Rows from a figure dataset:
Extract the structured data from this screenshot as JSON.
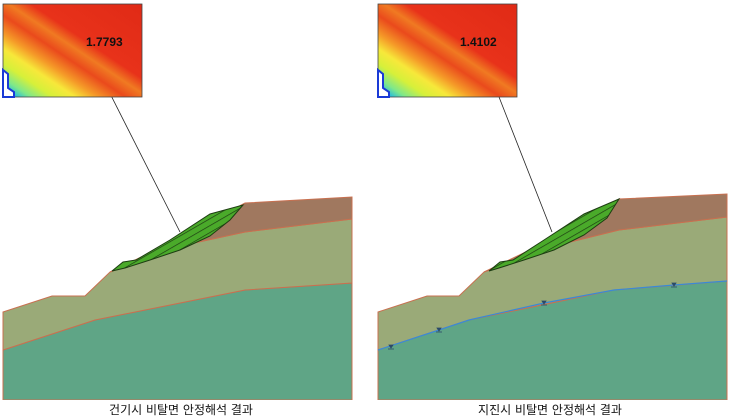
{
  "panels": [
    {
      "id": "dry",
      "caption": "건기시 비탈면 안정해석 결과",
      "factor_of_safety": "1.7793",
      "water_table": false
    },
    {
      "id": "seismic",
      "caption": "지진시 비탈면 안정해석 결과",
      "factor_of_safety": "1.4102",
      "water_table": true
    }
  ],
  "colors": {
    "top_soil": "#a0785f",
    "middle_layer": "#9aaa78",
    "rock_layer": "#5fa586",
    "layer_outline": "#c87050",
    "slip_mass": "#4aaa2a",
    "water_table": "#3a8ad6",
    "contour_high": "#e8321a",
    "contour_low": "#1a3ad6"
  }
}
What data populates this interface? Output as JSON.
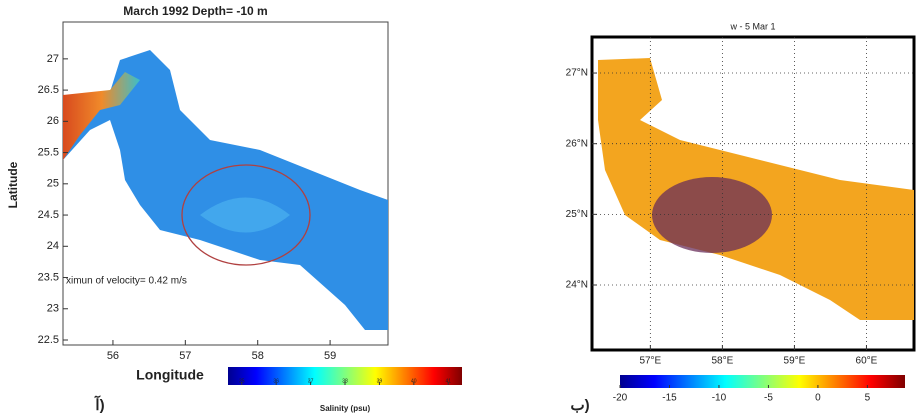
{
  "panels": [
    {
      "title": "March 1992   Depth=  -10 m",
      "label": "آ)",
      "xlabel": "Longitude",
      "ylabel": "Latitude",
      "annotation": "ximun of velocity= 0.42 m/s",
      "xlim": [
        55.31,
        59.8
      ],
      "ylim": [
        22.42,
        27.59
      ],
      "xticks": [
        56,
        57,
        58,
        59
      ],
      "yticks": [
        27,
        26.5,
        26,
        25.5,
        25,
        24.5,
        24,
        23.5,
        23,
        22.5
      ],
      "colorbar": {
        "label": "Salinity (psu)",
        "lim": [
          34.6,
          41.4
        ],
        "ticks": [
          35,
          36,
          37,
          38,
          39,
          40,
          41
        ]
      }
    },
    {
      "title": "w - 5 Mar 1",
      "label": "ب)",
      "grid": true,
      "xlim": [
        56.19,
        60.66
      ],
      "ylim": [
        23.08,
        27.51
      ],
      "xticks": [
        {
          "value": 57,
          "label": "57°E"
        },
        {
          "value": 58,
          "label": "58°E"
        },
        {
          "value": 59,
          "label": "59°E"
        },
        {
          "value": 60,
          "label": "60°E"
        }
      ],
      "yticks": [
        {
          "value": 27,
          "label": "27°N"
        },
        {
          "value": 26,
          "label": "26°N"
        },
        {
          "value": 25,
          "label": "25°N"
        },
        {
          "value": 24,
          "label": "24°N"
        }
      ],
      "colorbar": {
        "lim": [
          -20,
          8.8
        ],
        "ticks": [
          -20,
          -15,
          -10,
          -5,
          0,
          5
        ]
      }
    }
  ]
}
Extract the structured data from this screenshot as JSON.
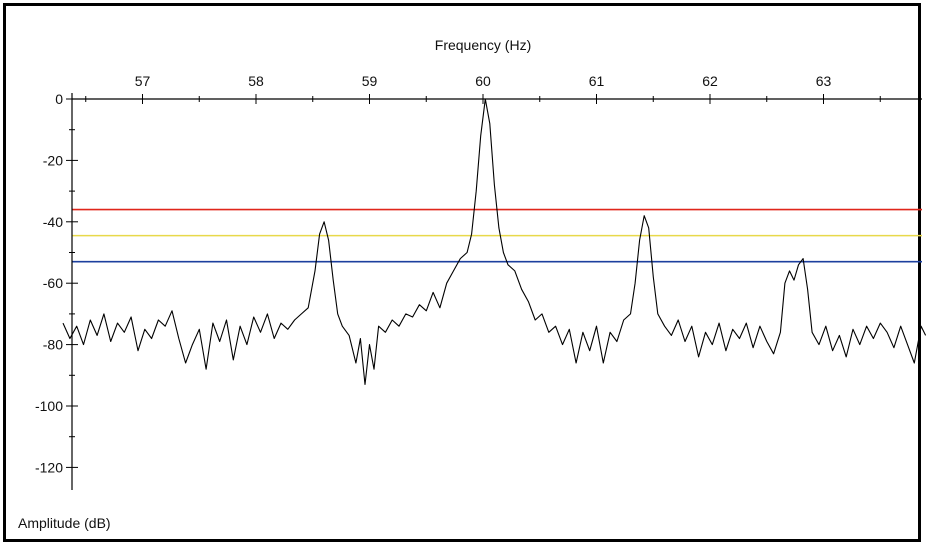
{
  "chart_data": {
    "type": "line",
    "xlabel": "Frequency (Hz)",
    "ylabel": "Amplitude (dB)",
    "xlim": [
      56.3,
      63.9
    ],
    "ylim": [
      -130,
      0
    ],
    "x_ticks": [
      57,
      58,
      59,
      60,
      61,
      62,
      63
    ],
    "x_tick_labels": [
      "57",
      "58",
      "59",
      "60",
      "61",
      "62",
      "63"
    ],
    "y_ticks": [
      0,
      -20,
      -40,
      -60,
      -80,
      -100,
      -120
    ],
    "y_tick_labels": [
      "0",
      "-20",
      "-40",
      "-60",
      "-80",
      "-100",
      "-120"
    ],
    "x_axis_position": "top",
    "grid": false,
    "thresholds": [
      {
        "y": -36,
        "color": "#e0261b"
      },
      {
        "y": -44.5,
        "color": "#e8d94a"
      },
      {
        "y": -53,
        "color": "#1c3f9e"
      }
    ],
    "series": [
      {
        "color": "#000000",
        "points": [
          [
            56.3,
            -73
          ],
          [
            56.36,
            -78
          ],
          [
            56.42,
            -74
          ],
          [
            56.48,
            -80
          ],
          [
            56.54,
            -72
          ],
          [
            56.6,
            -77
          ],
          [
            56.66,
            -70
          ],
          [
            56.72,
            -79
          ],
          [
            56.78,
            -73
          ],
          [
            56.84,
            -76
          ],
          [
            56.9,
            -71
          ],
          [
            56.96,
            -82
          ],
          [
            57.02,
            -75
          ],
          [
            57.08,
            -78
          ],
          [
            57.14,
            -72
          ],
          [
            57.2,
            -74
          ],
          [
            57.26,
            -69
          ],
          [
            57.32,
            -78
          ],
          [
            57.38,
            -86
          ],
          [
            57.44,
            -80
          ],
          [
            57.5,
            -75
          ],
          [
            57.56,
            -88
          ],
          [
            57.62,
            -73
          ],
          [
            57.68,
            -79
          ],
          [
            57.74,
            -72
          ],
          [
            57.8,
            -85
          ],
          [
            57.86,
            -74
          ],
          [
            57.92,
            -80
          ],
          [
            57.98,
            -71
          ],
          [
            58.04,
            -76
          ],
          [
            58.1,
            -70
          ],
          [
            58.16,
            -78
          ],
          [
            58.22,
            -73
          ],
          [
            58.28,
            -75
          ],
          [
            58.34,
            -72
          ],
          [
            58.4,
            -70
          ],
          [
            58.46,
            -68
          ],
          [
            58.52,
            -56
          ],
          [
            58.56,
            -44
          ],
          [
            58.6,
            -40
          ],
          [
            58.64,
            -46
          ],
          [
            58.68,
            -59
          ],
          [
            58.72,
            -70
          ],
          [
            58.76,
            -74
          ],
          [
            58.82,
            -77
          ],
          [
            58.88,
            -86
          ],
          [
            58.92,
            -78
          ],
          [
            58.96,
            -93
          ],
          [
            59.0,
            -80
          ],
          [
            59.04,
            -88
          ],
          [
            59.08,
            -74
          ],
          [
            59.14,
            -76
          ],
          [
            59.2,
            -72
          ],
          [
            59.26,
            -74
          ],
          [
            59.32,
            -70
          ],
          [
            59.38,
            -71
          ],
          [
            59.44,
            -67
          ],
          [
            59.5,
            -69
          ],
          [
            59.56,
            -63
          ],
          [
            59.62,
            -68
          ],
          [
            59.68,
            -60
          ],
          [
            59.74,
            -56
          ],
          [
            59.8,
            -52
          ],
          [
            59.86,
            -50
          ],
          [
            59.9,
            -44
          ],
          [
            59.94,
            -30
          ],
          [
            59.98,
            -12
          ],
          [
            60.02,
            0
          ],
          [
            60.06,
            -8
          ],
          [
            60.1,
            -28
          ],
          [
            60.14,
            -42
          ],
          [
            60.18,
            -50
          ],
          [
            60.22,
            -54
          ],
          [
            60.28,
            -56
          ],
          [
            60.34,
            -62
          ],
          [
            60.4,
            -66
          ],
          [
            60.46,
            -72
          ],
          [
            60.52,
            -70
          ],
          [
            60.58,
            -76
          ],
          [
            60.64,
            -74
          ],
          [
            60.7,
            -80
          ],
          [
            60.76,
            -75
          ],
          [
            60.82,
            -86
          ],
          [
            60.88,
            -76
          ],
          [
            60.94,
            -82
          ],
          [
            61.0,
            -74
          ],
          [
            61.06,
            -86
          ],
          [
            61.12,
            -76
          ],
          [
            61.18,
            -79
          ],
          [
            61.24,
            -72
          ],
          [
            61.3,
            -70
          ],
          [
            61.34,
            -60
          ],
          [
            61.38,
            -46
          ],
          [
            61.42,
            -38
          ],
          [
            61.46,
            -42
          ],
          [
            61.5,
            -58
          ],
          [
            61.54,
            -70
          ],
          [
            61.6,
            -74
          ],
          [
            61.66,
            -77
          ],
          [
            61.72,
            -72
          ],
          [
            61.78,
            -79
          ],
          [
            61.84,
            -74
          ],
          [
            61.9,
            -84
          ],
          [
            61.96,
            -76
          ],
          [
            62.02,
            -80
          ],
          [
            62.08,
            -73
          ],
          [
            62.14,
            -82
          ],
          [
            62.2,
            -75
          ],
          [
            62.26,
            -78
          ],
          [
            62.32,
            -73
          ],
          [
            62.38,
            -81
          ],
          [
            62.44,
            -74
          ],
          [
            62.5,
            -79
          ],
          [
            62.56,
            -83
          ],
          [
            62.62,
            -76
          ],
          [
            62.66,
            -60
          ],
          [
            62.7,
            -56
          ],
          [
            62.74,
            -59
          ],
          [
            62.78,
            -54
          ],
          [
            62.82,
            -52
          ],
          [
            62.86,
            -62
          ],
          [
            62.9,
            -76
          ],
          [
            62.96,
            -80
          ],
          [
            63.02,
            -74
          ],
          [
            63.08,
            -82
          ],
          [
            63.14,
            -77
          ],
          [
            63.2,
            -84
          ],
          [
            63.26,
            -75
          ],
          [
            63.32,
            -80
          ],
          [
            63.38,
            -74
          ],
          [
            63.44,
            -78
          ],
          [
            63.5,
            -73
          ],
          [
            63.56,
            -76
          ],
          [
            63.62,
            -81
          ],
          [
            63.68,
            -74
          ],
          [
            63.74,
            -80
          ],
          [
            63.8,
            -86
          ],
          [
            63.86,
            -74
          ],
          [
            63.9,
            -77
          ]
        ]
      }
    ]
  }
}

WHAT NEEDS TO BE DONE: Extract every line above containing the word "ylabel".

SOLUTION TO THIS TASK:
      "ylabel": "Latitude",
    "ylabel": "Amplitude (dB)",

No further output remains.